*WORK TO BE COMPLETED*
Copy out every one of the following entries line for line, keeping each character unchanged.

[Start RECORDS SHOWN]

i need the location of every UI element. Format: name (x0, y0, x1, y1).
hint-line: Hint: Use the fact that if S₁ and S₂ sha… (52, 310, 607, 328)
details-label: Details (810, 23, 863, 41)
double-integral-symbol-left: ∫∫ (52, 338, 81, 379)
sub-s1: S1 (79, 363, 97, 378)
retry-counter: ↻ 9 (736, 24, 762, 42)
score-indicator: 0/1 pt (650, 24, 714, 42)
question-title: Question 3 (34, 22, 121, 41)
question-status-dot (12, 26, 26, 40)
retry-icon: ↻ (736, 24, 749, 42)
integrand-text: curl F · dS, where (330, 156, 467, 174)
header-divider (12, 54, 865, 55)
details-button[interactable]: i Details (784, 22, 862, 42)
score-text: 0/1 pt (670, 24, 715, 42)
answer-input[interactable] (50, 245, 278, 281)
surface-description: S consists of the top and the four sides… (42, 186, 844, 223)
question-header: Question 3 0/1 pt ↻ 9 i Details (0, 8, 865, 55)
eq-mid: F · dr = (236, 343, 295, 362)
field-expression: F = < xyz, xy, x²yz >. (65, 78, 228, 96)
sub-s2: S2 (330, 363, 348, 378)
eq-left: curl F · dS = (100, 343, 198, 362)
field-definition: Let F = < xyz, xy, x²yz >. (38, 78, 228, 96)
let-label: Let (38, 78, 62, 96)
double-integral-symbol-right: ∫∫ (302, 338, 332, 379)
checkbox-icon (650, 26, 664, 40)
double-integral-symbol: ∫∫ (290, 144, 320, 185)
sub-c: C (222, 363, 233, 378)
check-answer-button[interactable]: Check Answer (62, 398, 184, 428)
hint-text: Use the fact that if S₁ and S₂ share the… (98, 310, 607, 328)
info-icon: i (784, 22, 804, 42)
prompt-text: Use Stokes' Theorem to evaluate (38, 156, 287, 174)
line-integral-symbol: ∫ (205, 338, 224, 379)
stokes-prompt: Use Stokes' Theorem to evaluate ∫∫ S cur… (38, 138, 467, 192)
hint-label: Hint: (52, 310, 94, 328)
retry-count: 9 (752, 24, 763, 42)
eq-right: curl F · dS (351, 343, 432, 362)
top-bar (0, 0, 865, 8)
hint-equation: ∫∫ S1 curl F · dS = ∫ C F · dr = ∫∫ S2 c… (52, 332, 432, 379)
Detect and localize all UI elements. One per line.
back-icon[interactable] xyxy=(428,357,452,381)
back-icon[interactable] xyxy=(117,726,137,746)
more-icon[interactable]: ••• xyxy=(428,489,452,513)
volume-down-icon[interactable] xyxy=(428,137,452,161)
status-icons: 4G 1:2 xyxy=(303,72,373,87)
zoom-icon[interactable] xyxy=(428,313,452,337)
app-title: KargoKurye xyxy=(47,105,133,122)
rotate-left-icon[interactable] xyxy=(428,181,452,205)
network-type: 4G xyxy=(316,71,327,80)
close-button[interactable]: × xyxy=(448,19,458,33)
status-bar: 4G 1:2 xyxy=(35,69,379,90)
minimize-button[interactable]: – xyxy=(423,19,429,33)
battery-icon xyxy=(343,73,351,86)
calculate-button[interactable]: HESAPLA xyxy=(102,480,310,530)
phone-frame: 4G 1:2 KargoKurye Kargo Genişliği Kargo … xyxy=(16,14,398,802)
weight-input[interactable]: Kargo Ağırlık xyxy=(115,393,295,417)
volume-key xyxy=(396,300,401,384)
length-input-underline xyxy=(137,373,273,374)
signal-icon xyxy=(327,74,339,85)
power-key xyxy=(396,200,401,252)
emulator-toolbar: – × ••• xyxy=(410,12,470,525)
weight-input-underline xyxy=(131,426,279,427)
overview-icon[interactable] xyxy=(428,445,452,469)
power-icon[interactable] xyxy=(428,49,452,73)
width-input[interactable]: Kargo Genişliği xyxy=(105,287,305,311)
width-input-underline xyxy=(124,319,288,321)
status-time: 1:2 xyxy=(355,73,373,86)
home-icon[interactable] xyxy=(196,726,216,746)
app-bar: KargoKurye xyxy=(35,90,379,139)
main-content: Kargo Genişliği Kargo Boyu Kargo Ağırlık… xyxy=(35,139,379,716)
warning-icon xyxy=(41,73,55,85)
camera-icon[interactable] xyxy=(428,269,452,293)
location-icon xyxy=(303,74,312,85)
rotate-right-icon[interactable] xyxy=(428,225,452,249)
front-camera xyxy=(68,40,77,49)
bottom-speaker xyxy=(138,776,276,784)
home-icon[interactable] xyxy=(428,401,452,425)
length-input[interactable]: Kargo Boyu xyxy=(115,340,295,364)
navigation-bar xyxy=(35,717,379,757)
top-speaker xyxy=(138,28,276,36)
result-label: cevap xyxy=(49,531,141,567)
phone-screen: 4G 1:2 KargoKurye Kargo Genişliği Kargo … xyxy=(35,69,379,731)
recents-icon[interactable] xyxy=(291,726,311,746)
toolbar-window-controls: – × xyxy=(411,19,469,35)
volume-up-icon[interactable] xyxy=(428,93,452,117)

[End RECORDS SHOWN]

*FINAL ANSWER*
i need the location of every UI element. Format: name (x0, y0, x1, y1).
hint-line: Hint: Use the fact that if S₁ and S₂ sha… (52, 310, 607, 328)
details-label: Details (810, 23, 863, 41)
double-integral-symbol-left: ∫∫ (52, 338, 81, 379)
sub-s1: S1 (79, 363, 97, 378)
retry-counter: ↻ 9 (736, 24, 762, 42)
score-indicator: 0/1 pt (650, 24, 714, 42)
question-title: Question 3 (34, 22, 121, 41)
question-status-dot (12, 26, 26, 40)
retry-icon: ↻ (736, 24, 749, 42)
integrand-text: curl F · dS, where (330, 156, 467, 174)
header-divider (12, 54, 865, 55)
details-button[interactable]: i Details (784, 22, 862, 42)
score-text: 0/1 pt (670, 24, 715, 42)
answer-input[interactable] (50, 245, 278, 281)
surface-description: S consists of the top and the four sides… (42, 186, 844, 223)
question-header: Question 3 0/1 pt ↻ 9 i Details (0, 8, 865, 55)
eq-mid: F · dr = (236, 343, 295, 362)
field-expression: F = < xyz, xy, x²yz >. (65, 78, 228, 96)
sub-s2: S2 (330, 363, 348, 378)
eq-left: curl F · dS = (100, 343, 198, 362)
field-definition: Let F = < xyz, xy, x²yz >. (38, 78, 228, 96)
let-label: Let (38, 78, 62, 96)
double-integral-symbol-right: ∫∫ (302, 338, 332, 379)
checkbox-icon (650, 26, 664, 40)
double-integral-symbol: ∫∫ (290, 144, 320, 185)
sub-c: C (222, 363, 233, 378)
check-answer-button[interactable]: Check Answer (62, 398, 184, 428)
hint-text: Use the fact that if S₁ and S₂ share the… (98, 310, 607, 328)
info-icon: i (784, 22, 804, 42)
prompt-text: Use Stokes' Theorem to evaluate (38, 156, 287, 174)
line-integral-symbol: ∫ (205, 338, 224, 379)
stokes-prompt: Use Stokes' Theorem to evaluate ∫∫ S cur… (38, 138, 467, 192)
hint-label: Hint: (52, 310, 94, 328)
retry-count: 9 (752, 24, 763, 42)
eq-right: curl F · dS (351, 343, 432, 362)
top-bar (0, 0, 865, 8)
hint-equation: ∫∫ S1 curl F · dS = ∫ C F · dr = ∫∫ S2 c… (52, 332, 432, 379)
Detect and localize all UI elements. One per line.
back-icon[interactable] xyxy=(428,357,452,381)
back-icon[interactable] xyxy=(117,726,137,746)
more-icon[interactable]: ••• xyxy=(428,489,452,513)
volume-down-icon[interactable] xyxy=(428,137,452,161)
status-icons: 4G 1:2 xyxy=(303,72,373,87)
zoom-icon[interactable] xyxy=(428,313,452,337)
app-title: KargoKurye xyxy=(47,105,133,122)
rotate-left-icon[interactable] xyxy=(428,181,452,205)
network-type: 4G xyxy=(316,71,327,80)
close-button[interactable]: × xyxy=(448,19,458,33)
status-bar: 4G 1:2 xyxy=(35,69,379,90)
minimize-button[interactable]: – xyxy=(423,19,429,33)
battery-icon xyxy=(343,73,351,86)
calculate-button[interactable]: HESAPLA xyxy=(102,480,310,530)
phone-frame: 4G 1:2 KargoKurye Kargo Genişliği Kargo … xyxy=(16,14,398,802)
weight-input[interactable]: Kargo Ağırlık xyxy=(115,393,295,417)
volume-key xyxy=(396,300,401,384)
length-input-underline xyxy=(137,373,273,374)
signal-icon xyxy=(327,74,339,85)
power-key xyxy=(396,200,401,252)
emulator-toolbar: – × ••• xyxy=(410,12,470,525)
weight-input-underline xyxy=(131,426,279,427)
overview-icon[interactable] xyxy=(428,445,452,469)
power-icon[interactable] xyxy=(428,49,452,73)
width-input[interactable]: Kargo Genişliği xyxy=(105,287,305,311)
width-input-underline xyxy=(124,319,288,321)
status-time: 1:2 xyxy=(355,73,373,86)
home-icon[interactable] xyxy=(196,726,216,746)
app-bar: KargoKurye xyxy=(35,90,379,139)
main-content: Kargo Genişliği Kargo Boyu Kargo Ağırlık… xyxy=(35,139,379,716)
warning-icon xyxy=(41,73,55,85)
camera-icon[interactable] xyxy=(428,269,452,293)
location-icon xyxy=(303,74,312,85)
rotate-right-icon[interactable] xyxy=(428,225,452,249)
front-camera xyxy=(68,40,77,49)
bottom-speaker xyxy=(138,776,276,784)
home-icon[interactable] xyxy=(428,401,452,425)
length-input[interactable]: Kargo Boyu xyxy=(115,340,295,364)
navigation-bar xyxy=(35,717,379,757)
top-speaker xyxy=(138,28,276,36)
result-label: cevap xyxy=(49,531,141,567)
phone-screen: 4G 1:2 KargoKurye Kargo Genişliği Kargo … xyxy=(35,69,379,731)
recents-icon[interactable] xyxy=(291,726,311,746)
toolbar-window-controls: – × xyxy=(411,19,469,35)
volume-up-icon[interactable] xyxy=(428,93,452,117)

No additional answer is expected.